**THE EXERCISE**
Produce an exact copy of all the records.

- - - - -

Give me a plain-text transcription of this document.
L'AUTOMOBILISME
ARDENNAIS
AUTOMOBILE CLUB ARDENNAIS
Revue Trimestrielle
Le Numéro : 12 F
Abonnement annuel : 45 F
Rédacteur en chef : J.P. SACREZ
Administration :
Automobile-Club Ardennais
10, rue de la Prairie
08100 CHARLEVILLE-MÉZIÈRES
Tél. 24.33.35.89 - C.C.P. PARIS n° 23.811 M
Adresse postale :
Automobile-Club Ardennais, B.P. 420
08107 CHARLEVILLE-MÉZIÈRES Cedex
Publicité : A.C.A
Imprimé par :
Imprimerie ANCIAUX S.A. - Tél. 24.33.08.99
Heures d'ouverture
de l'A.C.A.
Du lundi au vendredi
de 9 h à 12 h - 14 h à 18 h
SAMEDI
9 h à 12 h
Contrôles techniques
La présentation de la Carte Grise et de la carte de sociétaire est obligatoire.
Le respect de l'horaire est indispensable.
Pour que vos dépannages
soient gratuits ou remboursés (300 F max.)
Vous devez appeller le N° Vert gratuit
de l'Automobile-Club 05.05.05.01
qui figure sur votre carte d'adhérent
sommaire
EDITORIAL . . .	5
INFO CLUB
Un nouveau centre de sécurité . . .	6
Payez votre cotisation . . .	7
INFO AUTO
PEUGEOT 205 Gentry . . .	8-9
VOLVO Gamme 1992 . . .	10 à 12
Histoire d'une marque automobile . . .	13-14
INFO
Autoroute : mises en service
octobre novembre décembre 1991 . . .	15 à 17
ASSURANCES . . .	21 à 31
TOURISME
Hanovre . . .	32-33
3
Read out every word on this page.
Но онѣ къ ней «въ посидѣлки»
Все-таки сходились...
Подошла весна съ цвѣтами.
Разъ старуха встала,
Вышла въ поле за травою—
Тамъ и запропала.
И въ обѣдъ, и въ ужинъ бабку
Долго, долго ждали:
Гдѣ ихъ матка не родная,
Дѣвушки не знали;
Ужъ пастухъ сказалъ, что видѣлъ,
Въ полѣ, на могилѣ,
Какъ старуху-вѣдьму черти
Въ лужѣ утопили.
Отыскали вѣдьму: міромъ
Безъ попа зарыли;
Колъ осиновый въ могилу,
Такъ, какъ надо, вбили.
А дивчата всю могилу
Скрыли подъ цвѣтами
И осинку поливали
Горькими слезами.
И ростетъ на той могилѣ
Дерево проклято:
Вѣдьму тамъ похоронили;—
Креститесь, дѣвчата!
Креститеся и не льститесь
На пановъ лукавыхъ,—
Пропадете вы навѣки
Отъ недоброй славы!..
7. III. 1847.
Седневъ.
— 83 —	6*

- - - - -

**SOLUTION TO THIS TASK**
Give me a plain-text transcription of this document.
L'AUTOMOBILISME
ARDENNAIS
AUTOMOBILE CLUB ARDENNAIS
Revue Trimestrielle
Le Numéro : 12 F
Abonnement annuel : 45 F
Rédacteur en chef : J.P. SACREZ
Administration :
Automobile-Club Ardennais
10, rue de la Prairie
08100 CHARLEVILLE-MÉZIÈRES
Tél. 24.33.35.89 - C.C.P. PARIS n° 23.811 M
Adresse postale :
Automobile-Club Ardennais, B.P. 420
08107 CHARLEVILLE-MÉZIÈRES Cedex
Publicité : A.C.A
Imprimé par :
Imprimerie ANCIAUX S.A. - Tél. 24.33.08.99
Heures d'ouverture
de l'A.C.A.
Du lundi au vendredi
de 9 h à 12 h - 14 h à 18 h
SAMEDI
9 h à 12 h
Contrôles techniques
La présentation de la Carte Grise et de la carte de sociétaire est obligatoire.
Le respect de l'horaire est indispensable.
Pour que vos dépannages
soient gratuits ou remboursés (300 F max.)
Vous devez appeller le N° Vert gratuit
de l'Automobile-Club 05.05.05.01
qui figure sur votre carte d'adhérent
sommaire
EDITORIAL . . .	5
INFO CLUB
Un nouveau centre de sécurité . . .	6
Payez votre cotisation . . .	7
INFO AUTO
PEUGEOT 205 Gentry . . .	8-9
VOLVO Gamme 1992 . . .	10 à 12
Histoire d'une marque automobile . . .	13-14
INFO
Autoroute : mises en service
octobre novembre décembre 1991 . . .	15 à 17
ASSURANCES . . .	21 à 31
TOURISME
Hanovre . . .	32-33
3
Read out every word on this page.
Но онѣ къ ней «въ посидѣлки»
Все-таки сходились...
Подошла весна съ цвѣтами.
Разъ старуха встала,
Вышла въ поле за травою—
Тамъ и запропала.
И въ обѣдъ, и въ ужинъ бабку
Долго, долго ждали:
Гдѣ ихъ матка не родная,
Дѣвушки не знали;
Ужъ пастухъ сказалъ, что видѣлъ,
Въ полѣ, на могилѣ,
Какъ старуху-вѣдьму черти
Въ лужѣ утопили.
Отыскали вѣдьму: міромъ
Безъ попа зарыли;
Колъ осиновый въ могилу,
Такъ, какъ надо, вбили.
А дивчата всю могилу
Скрыли подъ цвѣтами
И осинку поливали
Горькими слезами.
И ростетъ на той могилѣ
Дерево проклято:
Вѣдьму тамъ похоронили;—
Креститесь, дѣвчата!
Креститеся и не льститесь
На пановъ лукавыхъ,—
Пропадете вы навѣки
Отъ недоброй славы!..
7. III. 1847.
Седневъ.
— 83 —	6*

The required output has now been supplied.